## BEGIN EXERCISE INPUTS

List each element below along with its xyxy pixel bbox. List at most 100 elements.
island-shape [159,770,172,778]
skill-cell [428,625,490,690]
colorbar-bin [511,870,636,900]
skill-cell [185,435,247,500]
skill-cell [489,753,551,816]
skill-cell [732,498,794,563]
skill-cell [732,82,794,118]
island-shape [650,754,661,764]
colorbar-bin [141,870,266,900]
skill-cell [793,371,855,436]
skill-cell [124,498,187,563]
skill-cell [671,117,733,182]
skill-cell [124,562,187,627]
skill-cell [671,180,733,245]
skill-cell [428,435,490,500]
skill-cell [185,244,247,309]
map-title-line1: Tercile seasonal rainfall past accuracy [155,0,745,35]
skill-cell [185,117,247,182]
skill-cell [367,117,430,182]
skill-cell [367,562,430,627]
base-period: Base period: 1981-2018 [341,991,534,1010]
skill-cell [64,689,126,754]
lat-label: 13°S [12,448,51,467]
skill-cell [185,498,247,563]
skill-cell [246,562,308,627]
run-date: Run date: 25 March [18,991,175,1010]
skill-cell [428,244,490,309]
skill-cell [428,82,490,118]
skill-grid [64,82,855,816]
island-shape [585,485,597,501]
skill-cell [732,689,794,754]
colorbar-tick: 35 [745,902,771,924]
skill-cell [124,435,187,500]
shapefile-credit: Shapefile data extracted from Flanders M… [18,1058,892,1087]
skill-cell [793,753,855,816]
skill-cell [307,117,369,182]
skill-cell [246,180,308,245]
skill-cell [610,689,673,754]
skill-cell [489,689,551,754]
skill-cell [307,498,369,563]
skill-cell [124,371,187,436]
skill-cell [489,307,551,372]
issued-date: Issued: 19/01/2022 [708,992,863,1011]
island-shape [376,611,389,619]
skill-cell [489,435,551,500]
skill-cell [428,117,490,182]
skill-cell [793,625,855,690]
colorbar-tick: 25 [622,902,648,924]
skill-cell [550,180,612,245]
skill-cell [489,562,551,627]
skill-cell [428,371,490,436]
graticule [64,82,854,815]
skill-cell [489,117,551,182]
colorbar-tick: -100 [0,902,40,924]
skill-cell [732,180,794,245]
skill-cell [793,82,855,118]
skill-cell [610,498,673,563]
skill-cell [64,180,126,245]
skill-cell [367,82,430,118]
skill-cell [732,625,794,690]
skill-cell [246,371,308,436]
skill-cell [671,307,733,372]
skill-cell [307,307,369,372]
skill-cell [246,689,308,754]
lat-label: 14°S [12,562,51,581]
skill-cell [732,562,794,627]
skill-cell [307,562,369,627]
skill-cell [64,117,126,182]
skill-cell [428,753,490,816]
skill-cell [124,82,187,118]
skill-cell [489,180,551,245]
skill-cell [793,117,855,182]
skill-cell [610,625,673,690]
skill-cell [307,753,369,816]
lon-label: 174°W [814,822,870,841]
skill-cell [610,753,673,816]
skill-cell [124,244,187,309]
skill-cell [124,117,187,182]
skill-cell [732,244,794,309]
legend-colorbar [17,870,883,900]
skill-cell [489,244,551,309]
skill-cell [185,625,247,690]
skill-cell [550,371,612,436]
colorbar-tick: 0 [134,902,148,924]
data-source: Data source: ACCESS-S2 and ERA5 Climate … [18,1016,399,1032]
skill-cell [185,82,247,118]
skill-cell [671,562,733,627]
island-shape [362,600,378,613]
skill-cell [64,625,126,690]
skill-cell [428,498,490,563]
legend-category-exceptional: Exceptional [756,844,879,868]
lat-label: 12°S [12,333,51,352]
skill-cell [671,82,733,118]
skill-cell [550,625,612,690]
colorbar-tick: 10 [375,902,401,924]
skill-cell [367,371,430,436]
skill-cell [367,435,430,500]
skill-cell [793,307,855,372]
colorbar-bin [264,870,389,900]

## END EXERCISE INPUTS

--- TASK OBJECTIVE ---
Rewrite every line of the listing above as a numbered list, leaving out any blank lines.

--- WORKED SOLUTION ---
1. List each element below along with its xyxy pixel bbox. List at most 100 elements.
2. island-shape [159,770,172,778]
3. skill-cell [428,625,490,690]
4. colorbar-bin [511,870,636,900]
5. skill-cell [185,435,247,500]
6. skill-cell [489,753,551,816]
7. skill-cell [732,498,794,563]
8. skill-cell [732,82,794,118]
9. island-shape [650,754,661,764]
10. colorbar-bin [141,870,266,900]
11. skill-cell [793,371,855,436]
12. skill-cell [124,498,187,563]
13. skill-cell [671,117,733,182]
14. skill-cell [124,562,187,627]
15. skill-cell [671,180,733,245]
16. skill-cell [428,435,490,500]
17. skill-cell [185,244,247,309]
18. map-title-line1: Tercile seasonal rainfall past accuracy [155,0,745,35]
19. skill-cell [185,117,247,182]
20. skill-cell [367,117,430,182]
21. skill-cell [367,562,430,627]
22. base-period: Base period: 1981-2018 [341,991,534,1010]
23. skill-cell [64,689,126,754]
24. lat-label: 13°S [12,448,51,467]
25. skill-cell [185,498,247,563]
26. skill-cell [246,562,308,627]
27. run-date: Run date: 25 March [18,991,175,1010]
28. skill-cell [428,244,490,309]
29. skill-cell [428,82,490,118]
30. skill-grid [64,82,855,816]
31. island-shape [585,485,597,501]
32. skill-cell [732,689,794,754]
33. colorbar-tick: 35 [745,902,771,924]
34. skill-cell [124,435,187,500]
35. shapefile-credit: Shapefile data extracted from Flanders M… [18,1058,892,1087]
36. skill-cell [793,753,855,816]
37. skill-cell [307,117,369,182]
38. skill-cell [246,180,308,245]
39. skill-cell [610,689,673,754]
40. skill-cell [489,689,551,754]
41. skill-cell [307,498,369,563]
42. skill-cell [124,371,187,436]
43. skill-cell [489,307,551,372]
44. issued-date: Issued: 19/01/2022 [708,992,863,1011]
45. island-shape [376,611,389,619]
46. skill-cell [489,435,551,500]
47. skill-cell [428,117,490,182]
48. skill-cell [793,625,855,690]
49. colorbar-tick: 25 [622,902,648,924]
50. skill-cell [550,180,612,245]
51. skill-cell [489,562,551,627]
52. skill-cell [428,371,490,436]
53. graticule [64,82,854,815]
54. skill-cell [489,117,551,182]
55. colorbar-tick: -100 [0,902,40,924]
56. skill-cell [732,180,794,245]
57. skill-cell [793,82,855,118]
58. skill-cell [610,498,673,563]
59. skill-cell [64,180,126,245]
60. skill-cell [367,82,430,118]
61. skill-cell [732,625,794,690]
62. skill-cell [246,371,308,436]
63. skill-cell [671,307,733,372]
64. skill-cell [307,307,369,372]
65. skill-cell [246,689,308,754]
66. lat-label: 14°S [12,562,51,581]
67. skill-cell [732,562,794,627]
68. skill-cell [307,562,369,627]
69. skill-cell [64,117,126,182]
70. skill-cell [428,753,490,816]
71. skill-cell [124,82,187,118]
72. skill-cell [489,180,551,245]
73. skill-cell [793,117,855,182]
74. skill-cell [610,625,673,690]
75. skill-cell [307,753,369,816]
76. lon-label: 174°W [814,822,870,841]
77. skill-cell [610,753,673,816]
78. skill-cell [124,244,187,309]
79. skill-cell [124,117,187,182]
80. skill-cell [732,244,794,309]
81. legend-colorbar [17,870,883,900]
82. skill-cell [489,244,551,309]
83. skill-cell [185,625,247,690]
84. skill-cell [550,371,612,436]
85. colorbar-tick: 0 [134,902,148,924]
86. data-source: Data source: ACCESS-S2 and ERA5 Climate … [18,1016,399,1032]
87. skill-cell [185,82,247,118]
88. skill-cell [671,562,733,627]
89. island-shape [362,600,378,613]
90. skill-cell [64,625,126,690]
91. skill-cell [428,498,490,563]
92. legend-category-exceptional: Exceptional [756,844,879,868]
93. lat-label: 12°S [12,333,51,352]
94. skill-cell [671,82,733,118]
95. skill-cell [550,625,612,690]
96. colorbar-tick: 10 [375,902,401,924]
97. skill-cell [367,371,430,436]
98. skill-cell [367,435,430,500]
99. skill-cell [793,307,855,372]
100. colorbar-bin [264,870,389,900]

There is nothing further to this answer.